• **Requirement 1**: Print the passage of the intelligent design talk-page discussion between "- @Dave. With" and "07:00, 30 May 2014 (UTC)", inclusive, without changing a word.
• **Requirement 2**: Write the next part of the intelligent design talk-page discussion, beginning after its final sentence.

I completely oppose the proposed rewording of the beginning of the lead. ID is pseudoscience, does anyone here seriously contest that statement and if so, on what basis? Therefore the article needs to state that fact right up front. The proposed rewordings introduces weasel words, gives opportunity for uninformed readers to get entirely the wrong idea about the acceptance of ID in the scientific community and veers way too far into WP:UNDUE territory. I am tired of the relentless campaign being waged by a few editors here that appear to be trying to water down any perceived criticism of ID and who seem to want to give it way more credence than it deserves. It is time to stop this. - Nick Thorne 01:10, 30 May 2014 (UTC)
- I echo every word in Nick Thorne's comment above, especially the last part: It is time to stop this. Regards. Gaba 05:05, 30 May 2014 (UTC)
- @Gaba P and Nick Thorne, your posts on this article are consistently inappropriate in a straightforward way. If you are annoyed by this type of discussion take a break. Please cease posting off topic ad hominem posts here which are purely designed to block discussion.
- @Guettarda, the distinction between broad and narrow definitions is clearly not "fuzzy", but rather simple. If you are saying that this distinction is not found in our sources, that raises the issues of whether any sources clearly define distinct the narrow meaning WP uses, as opposed to the clear broad meaning we can find in things like dictionaries. I am trying to find a solution that Misplaced Pages can handle, but there are several ways to skin a cat, and I have pointed out before that there really is a strong case for saying that this article will never be able to distinguish itself, clearly from being the article about the intelligent design movement. (Unless we use original research.) I'll put it another way: if the problem with my proposal is that it assumes there is a narrow meaning and a broad meaning, then this has to logically be a problem with the whole way the current version of the article is made.
- @TomS TDotO. The word controversial is in only one of the above two drafts. I think it is optional. I do not understand your second concern.
- @Dave. With all due respect your last sentence shows that you understand that I am not trying to change the topic which means you know that your first sentence is misleading. You are clearly (as usual) distorting me and the sources and the discussions above. Can you please stop that? Searching for something concrete in your post I only find insinuations about side issues. We know, for example, that the broad definition is not only found in that one dictionary. I have already suggested in recent discussion that we should collect a few tertiary definitions in order to see what is really a "common term" (not order to use them as sources for details). And you say a sentence is misleading without explaining why. Also see my reply to Guettarda.--Andrew Lancaster (talk) 07:00, 30 May 2014 (UTC)

• **Available data**:
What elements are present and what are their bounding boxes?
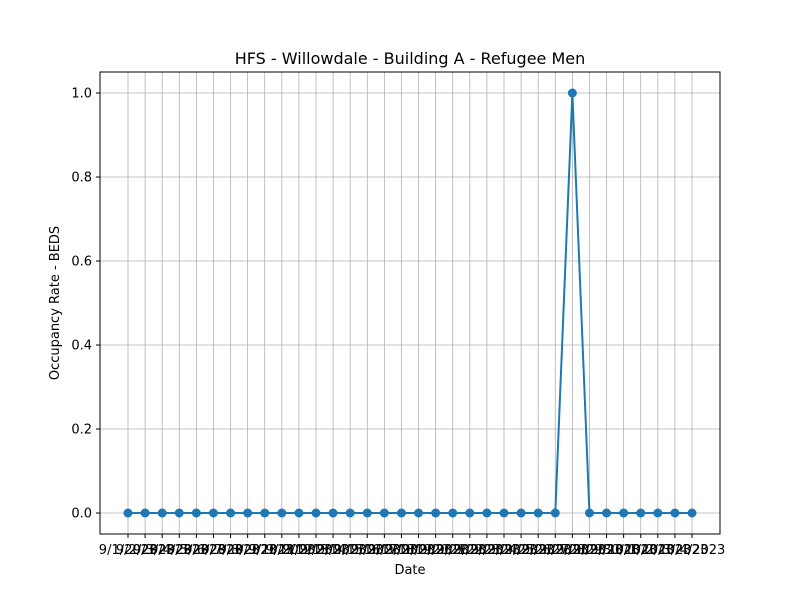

• **Written reply 1**:
- @Dave. With all due respect your last sentence shows that you understand that I am not trying to change the topic which means you know that your first sentence is misleading. You are clearly (as usual) distorting me and the sources and the discussions above. Can you please stop that? Searching for something concrete in your post I only find insinuations about side issues. We know, for example, that the broad definition is not only found in that one dictionary. I have already suggested in recent discussion that we should collect a few tertiary definitions in order to see what is really a "common term" (not order to use them as sources for details). And you say a sentence is misleading without explaining why. Also see my reply to Guettarda.--Andrew Lancaster (talk) 07:00, 30 May 2014 (UTC)

• **Written reply 2**:
- "It is time to stop this" seems about right. The opening paragraph appears to have been rather well crafted, from the mainstream scientific pov as required, and I am perplexed as to the need for any change at all, let alone a total rewrite. No justification for such a thing. -Roxy the dog (resonate) 08:28, 30 May 2014 (UTC)
- Yes it is time to stop this. There is clear consensus for the existing lead which needs no further tinkering with.--Charles (talk) 09:12, 30 May 2014 (UTC)
- First of all, I agree with "it's time to stop this". I am only responding to a request for clarification. ID is the claim that there is a theory. (In mathematical jargon, it is an existence statement, like there is a solution to this equation, without providing a solution. This is different from a constructive statement thus-and-so is a solution to this equation.) I believe that layman may construe the ID claim that there is a theory as, rather, "ID is a theory, which is not the case. (I believe that all careful writers follow.) TomS TDotO (talk) 10:39, 30 May 2014 (UTC)
- I agree that ID is not a theory it merely a view. That is one reason it has no testable predictions that can be derived from it. I am One of Many (talk) 16:35, 30 May 2014 (UTC)
- TomS TDotO, so doesn't the first version cover both your concerns?--Andrew Lancaster (talk) 09:10, 3 June 2014 (UTC)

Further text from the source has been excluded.